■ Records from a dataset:

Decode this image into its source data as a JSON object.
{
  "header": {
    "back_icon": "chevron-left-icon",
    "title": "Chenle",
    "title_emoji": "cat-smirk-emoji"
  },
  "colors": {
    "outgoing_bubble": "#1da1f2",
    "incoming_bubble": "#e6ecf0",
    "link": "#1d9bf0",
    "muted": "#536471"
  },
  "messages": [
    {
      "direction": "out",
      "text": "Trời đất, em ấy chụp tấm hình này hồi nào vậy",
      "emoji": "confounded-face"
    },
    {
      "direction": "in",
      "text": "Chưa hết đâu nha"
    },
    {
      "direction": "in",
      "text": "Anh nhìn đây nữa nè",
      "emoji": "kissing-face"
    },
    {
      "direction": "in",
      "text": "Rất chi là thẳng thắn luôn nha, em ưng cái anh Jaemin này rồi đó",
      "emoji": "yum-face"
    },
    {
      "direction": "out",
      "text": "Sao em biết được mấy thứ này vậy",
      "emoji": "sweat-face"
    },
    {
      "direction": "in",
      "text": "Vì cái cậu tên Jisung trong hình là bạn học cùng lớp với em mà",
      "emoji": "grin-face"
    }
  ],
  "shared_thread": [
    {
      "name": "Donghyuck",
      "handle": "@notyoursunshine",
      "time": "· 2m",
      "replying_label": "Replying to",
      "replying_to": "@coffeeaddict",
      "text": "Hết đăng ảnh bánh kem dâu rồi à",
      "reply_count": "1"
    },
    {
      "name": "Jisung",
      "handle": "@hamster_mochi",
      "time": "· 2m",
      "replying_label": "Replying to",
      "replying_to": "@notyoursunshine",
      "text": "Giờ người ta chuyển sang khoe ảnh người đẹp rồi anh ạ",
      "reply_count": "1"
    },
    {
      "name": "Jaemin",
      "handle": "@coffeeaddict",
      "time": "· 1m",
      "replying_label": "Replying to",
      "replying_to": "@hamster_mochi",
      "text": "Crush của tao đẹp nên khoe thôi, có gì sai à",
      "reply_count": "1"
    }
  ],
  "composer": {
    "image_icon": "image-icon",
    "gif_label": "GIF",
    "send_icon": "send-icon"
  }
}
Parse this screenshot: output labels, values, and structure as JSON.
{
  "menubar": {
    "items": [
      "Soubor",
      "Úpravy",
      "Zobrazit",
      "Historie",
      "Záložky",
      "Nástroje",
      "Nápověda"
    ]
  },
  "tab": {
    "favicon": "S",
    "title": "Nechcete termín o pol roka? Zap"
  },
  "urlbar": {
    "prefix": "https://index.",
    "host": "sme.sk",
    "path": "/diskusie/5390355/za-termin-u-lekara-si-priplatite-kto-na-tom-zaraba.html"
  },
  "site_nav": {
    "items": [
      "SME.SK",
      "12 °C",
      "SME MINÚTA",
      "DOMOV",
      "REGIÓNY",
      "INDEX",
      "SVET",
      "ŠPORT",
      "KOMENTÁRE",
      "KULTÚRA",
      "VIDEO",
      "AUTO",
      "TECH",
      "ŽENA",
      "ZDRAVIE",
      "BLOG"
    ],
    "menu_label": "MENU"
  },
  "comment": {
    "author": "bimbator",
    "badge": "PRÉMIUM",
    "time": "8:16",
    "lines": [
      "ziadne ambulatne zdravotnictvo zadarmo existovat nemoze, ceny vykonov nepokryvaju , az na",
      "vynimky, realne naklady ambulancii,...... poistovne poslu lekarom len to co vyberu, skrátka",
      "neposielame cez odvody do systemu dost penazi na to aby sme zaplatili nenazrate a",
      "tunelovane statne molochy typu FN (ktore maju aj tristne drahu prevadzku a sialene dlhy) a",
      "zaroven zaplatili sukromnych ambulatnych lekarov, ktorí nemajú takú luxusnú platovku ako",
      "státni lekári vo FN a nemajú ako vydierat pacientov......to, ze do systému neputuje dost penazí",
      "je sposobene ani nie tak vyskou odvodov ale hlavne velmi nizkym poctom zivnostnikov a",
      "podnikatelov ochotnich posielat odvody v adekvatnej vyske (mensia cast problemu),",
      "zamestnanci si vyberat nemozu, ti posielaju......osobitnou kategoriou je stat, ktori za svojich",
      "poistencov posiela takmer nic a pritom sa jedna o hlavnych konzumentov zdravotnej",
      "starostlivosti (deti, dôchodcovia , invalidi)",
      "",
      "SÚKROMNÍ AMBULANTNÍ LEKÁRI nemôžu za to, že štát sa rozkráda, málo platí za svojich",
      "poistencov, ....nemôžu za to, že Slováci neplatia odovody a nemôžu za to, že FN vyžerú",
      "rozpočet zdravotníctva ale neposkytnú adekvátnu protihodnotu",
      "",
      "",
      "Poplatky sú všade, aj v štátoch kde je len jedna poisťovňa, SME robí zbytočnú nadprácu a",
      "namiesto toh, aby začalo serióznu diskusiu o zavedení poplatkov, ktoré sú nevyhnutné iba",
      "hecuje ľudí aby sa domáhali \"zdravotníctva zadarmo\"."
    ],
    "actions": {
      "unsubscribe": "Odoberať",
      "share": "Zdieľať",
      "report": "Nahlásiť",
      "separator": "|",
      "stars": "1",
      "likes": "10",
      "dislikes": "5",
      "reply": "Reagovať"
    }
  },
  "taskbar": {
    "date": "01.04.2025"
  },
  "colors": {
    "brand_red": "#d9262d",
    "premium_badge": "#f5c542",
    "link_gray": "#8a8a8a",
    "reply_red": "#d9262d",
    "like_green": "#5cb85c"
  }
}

■ PROBLEM TO WORK ON: Please reproduce all of the entries exactly as they stand.

■ FINAL RESULT:
Decode this image into its source data as a JSON object.
{
  "header": {
    "back_icon": "chevron-left-icon",
    "title": "Chenle",
    "title_emoji": "cat-smirk-emoji"
  },
  "colors": {
    "outgoing_bubble": "#1da1f2",
    "incoming_bubble": "#e6ecf0",
    "link": "#1d9bf0",
    "muted": "#536471"
  },
  "messages": [
    {
      "direction": "out",
      "text": "Trời đất, em ấy chụp tấm hình này hồi nào vậy",
      "emoji": "confounded-face"
    },
    {
      "direction": "in",
      "text": "Chưa hết đâu nha"
    },
    {
      "direction": "in",
      "text": "Anh nhìn đây nữa nè",
      "emoji": "kissing-face"
    },
    {
      "direction": "in",
      "text": "Rất chi là thẳng thắn luôn nha, em ưng cái anh Jaemin này rồi đó",
      "emoji": "yum-face"
    },
    {
      "direction": "out",
      "text": "Sao em biết được mấy thứ này vậy",
      "emoji": "sweat-face"
    },
    {
      "direction": "in",
      "text": "Vì cái cậu tên Jisung trong hình là bạn học cùng lớp với em mà",
      "emoji": "grin-face"
    }
  ],
  "shared_thread": [
    {
      "name": "Donghyuck",
      "handle": "@notyoursunshine",
      "time": "· 2m",
      "replying_label": "Replying to",
      "replying_to": "@coffeeaddict",
      "text": "Hết đăng ảnh bánh kem dâu rồi à",
      "reply_count": "1"
    },
    {
      "name": "Jisung",
      "handle": "@hamster_mochi",
      "time": "· 2m",
      "replying_label": "Replying to",
      "replying_to": "@notyoursunshine",
      "text": "Giờ người ta chuyển sang khoe ảnh người đẹp rồi anh ạ",
      "reply_count": "1"
    },
    {
      "name": "Jaemin",
      "handle": "@coffeeaddict",
      "time": "· 1m",
      "replying_label": "Replying to",
      "replying_to": "@hamster_mochi",
      "text": "Crush của tao đẹp nên khoe thôi, có gì sai à",
      "reply_count": "1"
    }
  ],
  "composer": {
    "image_icon": "image-icon",
    "gif_label": "GIF",
    "send_icon": "send-icon"
  }
}
Parse this screenshot: output labels, values, and structure as JSON.
{
  "menubar": {
    "items": [
      "Soubor",
      "Úpravy",
      "Zobrazit",
      "Historie",
      "Záložky",
      "Nástroje",
      "Nápověda"
    ]
  },
  "tab": {
    "favicon": "S",
    "title": "Nechcete termín o pol roka? Zap"
  },
  "urlbar": {
    "prefix": "https://index.",
    "host": "sme.sk",
    "path": "/diskusie/5390355/za-termin-u-lekara-si-priplatite-kto-na-tom-zaraba.html"
  },
  "site_nav": {
    "items": [
      "SME.SK",
      "12 °C",
      "SME MINÚTA",
      "DOMOV",
      "REGIÓNY",
      "INDEX",
      "SVET",
      "ŠPORT",
      "KOMENTÁRE",
      "KULTÚRA",
      "VIDEO",
      "AUTO",
      "TECH",
      "ŽENA",
      "ZDRAVIE",
      "BLOG"
    ],
    "menu_label": "MENU"
  },
  "comment": {
    "author": "bimbator",
    "badge": "PRÉMIUM",
    "time": "8:16",
    "lines": [
      "ziadne ambulatne zdravotnictvo zadarmo existovat nemoze, ceny vykonov nepokryvaju , az na",
      "vynimky, realne naklady ambulancii,...... poistovne poslu lekarom len to co vyberu, skrátka",
      "neposielame cez odvody do systemu dost penazi na to aby sme zaplatili nenazrate a",
      "tunelovane statne molochy typu FN (ktore maju aj tristne drahu prevadzku a sialene dlhy) a",
      "zaroven zaplatili sukromnych ambulatnych lekarov, ktorí nemajú takú luxusnú platovku ako",
      "státni lekári vo FN a nemajú ako vydierat pacientov......to, ze do systému neputuje dost penazí",
      "je sposobene ani nie tak vyskou odvodov ale hlavne velmi nizkym poctom zivnostnikov a",
      "podnikatelov ochotnich posielat odvody v adekvatnej vyske (mensia cast problemu),",
      "zamestnanci si vyberat nemozu, ti posielaju......osobitnou kategoriou je stat, ktori za svojich",
      "poistencov posiela takmer nic a pritom sa jedna o hlavnych konzumentov zdravotnej",
      "starostlivosti (deti, dôchodcovia , invalidi)",
      "",
      "SÚKROMNÍ AMBULANTNÍ LEKÁRI nemôžu za to, že štát sa rozkráda, málo platí za svojich",
      "poistencov, ....nemôžu za to, že Slováci neplatia odovody a nemôžu za to, že FN vyžerú",
      "rozpočet zdravotníctva ale neposkytnú adekvátnu protihodnotu",
      "",
      "",
      "Poplatky sú všade, aj v štátoch kde je len jedna poisťovňa, SME robí zbytočnú nadprácu a",
      "namiesto toh, aby začalo serióznu diskusiu o zavedení poplatkov, ktoré sú nevyhnutné iba",
      "hecuje ľudí aby sa domáhali \"zdravotníctva zadarmo\"."
    ],
    "actions": {
      "unsubscribe": "Odoberať",
      "share": "Zdieľať",
      "report": "Nahlásiť",
      "separator": "|",
      "stars": "1",
      "likes": "10",
      "dislikes": "5",
      "reply": "Reagovať"
    }
  },
  "taskbar": {
    "date": "01.04.2025"
  },
  "colors": {
    "brand_red": "#d9262d",
    "premium_badge": "#f5c542",
    "link_gray": "#8a8a8a",
    "reply_red": "#d9262d",
    "like_green": "#5cb85c"
  }
}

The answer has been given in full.